Bring together all lines of the material below that contain the string "react".

- [Collected data entries]:
......
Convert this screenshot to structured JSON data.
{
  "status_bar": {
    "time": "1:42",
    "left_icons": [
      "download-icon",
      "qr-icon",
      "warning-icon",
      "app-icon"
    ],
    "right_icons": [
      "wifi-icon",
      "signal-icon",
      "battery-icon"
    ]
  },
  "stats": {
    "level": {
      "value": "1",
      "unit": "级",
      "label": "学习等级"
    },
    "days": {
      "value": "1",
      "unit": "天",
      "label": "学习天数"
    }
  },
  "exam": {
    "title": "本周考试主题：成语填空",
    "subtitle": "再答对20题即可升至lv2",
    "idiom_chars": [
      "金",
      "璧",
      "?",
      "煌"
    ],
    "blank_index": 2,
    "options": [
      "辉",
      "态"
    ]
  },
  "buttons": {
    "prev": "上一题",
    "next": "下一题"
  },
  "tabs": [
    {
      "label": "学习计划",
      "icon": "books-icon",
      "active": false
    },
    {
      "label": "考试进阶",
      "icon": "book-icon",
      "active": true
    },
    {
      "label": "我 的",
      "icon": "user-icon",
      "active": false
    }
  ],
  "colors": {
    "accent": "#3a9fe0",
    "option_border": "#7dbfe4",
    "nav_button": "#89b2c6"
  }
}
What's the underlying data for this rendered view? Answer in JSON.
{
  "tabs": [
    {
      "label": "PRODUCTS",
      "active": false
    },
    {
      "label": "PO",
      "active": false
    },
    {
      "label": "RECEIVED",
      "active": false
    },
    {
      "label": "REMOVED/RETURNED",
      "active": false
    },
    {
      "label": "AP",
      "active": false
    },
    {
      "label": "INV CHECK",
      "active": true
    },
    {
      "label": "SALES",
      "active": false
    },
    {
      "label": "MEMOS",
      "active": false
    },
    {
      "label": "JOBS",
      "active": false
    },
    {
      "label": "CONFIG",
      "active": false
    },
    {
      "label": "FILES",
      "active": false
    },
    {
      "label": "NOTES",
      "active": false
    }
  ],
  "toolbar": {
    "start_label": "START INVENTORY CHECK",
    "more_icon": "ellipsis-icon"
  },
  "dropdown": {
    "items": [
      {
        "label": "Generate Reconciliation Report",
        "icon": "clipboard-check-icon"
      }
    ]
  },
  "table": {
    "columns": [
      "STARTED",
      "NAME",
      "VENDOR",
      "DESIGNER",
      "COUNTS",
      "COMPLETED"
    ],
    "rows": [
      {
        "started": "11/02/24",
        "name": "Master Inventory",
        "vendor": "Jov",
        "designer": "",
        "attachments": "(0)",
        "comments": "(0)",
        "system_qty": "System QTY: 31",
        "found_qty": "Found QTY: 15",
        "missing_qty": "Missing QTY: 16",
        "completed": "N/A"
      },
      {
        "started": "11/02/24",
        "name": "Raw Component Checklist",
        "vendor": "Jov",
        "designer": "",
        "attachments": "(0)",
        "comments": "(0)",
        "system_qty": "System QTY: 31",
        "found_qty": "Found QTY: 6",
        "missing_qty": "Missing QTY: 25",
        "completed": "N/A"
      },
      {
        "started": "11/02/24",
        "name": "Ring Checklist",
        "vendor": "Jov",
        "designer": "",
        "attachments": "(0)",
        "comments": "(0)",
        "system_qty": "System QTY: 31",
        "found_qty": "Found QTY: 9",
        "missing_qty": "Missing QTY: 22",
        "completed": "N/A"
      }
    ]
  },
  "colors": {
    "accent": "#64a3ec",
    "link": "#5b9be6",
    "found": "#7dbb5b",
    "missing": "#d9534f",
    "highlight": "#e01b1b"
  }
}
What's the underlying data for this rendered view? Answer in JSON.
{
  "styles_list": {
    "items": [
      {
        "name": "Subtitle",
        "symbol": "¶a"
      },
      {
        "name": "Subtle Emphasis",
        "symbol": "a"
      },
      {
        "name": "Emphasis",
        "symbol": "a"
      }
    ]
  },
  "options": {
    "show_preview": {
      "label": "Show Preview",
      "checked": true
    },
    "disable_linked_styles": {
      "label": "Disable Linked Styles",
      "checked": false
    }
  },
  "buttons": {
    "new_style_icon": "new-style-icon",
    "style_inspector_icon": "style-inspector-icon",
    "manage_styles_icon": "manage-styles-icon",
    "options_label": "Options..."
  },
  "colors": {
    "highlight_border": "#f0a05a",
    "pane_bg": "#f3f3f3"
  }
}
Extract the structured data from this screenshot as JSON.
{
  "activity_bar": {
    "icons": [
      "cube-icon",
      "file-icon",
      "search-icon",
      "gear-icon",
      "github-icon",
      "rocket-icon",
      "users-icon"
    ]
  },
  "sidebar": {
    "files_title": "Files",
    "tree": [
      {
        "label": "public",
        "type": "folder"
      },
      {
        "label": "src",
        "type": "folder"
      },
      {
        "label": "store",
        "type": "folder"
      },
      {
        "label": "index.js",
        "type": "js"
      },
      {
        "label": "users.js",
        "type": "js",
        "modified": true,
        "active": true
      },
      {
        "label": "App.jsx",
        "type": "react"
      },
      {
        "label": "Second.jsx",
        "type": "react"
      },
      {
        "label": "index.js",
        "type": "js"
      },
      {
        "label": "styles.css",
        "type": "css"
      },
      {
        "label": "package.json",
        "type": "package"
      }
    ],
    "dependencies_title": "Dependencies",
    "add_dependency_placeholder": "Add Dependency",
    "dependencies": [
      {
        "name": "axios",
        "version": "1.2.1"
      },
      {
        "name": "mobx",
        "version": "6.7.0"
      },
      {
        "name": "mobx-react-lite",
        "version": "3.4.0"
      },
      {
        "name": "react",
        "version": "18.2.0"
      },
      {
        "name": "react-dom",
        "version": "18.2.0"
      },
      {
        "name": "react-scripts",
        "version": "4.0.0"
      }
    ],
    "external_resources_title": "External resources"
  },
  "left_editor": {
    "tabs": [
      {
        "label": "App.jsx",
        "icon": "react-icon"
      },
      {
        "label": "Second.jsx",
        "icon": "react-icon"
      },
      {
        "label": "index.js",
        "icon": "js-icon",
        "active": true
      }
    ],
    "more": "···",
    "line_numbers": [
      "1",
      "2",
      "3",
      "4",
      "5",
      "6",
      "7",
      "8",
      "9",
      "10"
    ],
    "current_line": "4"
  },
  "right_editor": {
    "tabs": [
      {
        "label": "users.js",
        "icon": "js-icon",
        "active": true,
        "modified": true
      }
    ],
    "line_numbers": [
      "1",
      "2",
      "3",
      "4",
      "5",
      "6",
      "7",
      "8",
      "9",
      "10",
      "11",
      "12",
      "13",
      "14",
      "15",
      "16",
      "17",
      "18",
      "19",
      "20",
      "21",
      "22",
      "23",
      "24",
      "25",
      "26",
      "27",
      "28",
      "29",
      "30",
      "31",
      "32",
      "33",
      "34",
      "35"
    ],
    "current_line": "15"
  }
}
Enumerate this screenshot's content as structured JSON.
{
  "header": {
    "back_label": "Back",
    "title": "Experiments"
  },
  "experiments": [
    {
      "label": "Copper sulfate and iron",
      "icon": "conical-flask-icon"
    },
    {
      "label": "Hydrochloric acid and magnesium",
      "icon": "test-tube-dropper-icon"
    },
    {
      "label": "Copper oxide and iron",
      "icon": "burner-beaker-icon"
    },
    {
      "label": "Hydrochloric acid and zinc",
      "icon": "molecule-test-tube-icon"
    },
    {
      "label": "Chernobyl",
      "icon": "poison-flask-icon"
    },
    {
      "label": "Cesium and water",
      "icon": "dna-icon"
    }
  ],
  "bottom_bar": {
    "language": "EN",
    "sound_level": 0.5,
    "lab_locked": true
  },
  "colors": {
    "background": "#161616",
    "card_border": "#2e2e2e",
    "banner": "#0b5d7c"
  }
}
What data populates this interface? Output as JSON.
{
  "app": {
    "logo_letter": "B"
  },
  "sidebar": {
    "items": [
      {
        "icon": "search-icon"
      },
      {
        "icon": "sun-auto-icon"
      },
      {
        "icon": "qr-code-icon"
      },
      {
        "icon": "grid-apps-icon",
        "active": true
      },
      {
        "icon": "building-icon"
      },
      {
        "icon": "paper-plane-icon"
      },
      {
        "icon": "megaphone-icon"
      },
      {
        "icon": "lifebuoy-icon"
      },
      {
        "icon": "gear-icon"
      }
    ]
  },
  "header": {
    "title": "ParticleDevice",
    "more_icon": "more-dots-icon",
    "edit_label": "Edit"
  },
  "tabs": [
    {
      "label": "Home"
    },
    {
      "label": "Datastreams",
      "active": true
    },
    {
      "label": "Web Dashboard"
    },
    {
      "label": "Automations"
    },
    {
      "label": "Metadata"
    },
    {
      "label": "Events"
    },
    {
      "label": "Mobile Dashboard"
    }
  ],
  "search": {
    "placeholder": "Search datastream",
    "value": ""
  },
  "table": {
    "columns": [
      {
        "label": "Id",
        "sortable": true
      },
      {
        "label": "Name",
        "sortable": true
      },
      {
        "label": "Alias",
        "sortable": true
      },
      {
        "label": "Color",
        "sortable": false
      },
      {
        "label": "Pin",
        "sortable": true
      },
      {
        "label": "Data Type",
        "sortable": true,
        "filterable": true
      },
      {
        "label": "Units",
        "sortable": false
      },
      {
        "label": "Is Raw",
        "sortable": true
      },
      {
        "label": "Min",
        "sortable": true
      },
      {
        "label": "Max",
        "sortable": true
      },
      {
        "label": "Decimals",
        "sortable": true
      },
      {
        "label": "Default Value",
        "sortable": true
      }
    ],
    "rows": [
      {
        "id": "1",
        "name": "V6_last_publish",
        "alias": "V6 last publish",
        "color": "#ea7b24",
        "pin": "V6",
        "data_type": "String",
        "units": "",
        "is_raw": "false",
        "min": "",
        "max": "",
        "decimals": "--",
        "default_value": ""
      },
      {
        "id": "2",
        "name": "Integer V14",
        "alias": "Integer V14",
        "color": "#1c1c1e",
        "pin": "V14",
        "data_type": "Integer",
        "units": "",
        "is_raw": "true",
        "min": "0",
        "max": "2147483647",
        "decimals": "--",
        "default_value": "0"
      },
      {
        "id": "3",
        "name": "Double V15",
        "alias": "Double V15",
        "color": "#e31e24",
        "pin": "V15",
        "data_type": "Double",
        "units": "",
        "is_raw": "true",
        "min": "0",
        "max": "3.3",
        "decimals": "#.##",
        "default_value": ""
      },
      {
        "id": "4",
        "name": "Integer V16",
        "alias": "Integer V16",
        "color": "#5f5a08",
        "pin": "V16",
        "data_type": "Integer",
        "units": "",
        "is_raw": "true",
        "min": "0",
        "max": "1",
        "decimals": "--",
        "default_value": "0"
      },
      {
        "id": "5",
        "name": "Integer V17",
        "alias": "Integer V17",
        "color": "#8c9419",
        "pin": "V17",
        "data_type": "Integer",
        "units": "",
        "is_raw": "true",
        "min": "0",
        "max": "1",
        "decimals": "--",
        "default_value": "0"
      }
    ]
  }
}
......
- [TASK RESULT]:
        "type": "react"
        "type": "react"
        "name": "mobx-react-lite",
        "name": "react",
        "name": "react-dom",
        "name": "react-scripts",
        "icon": "react-icon"
        "icon": "react-icon"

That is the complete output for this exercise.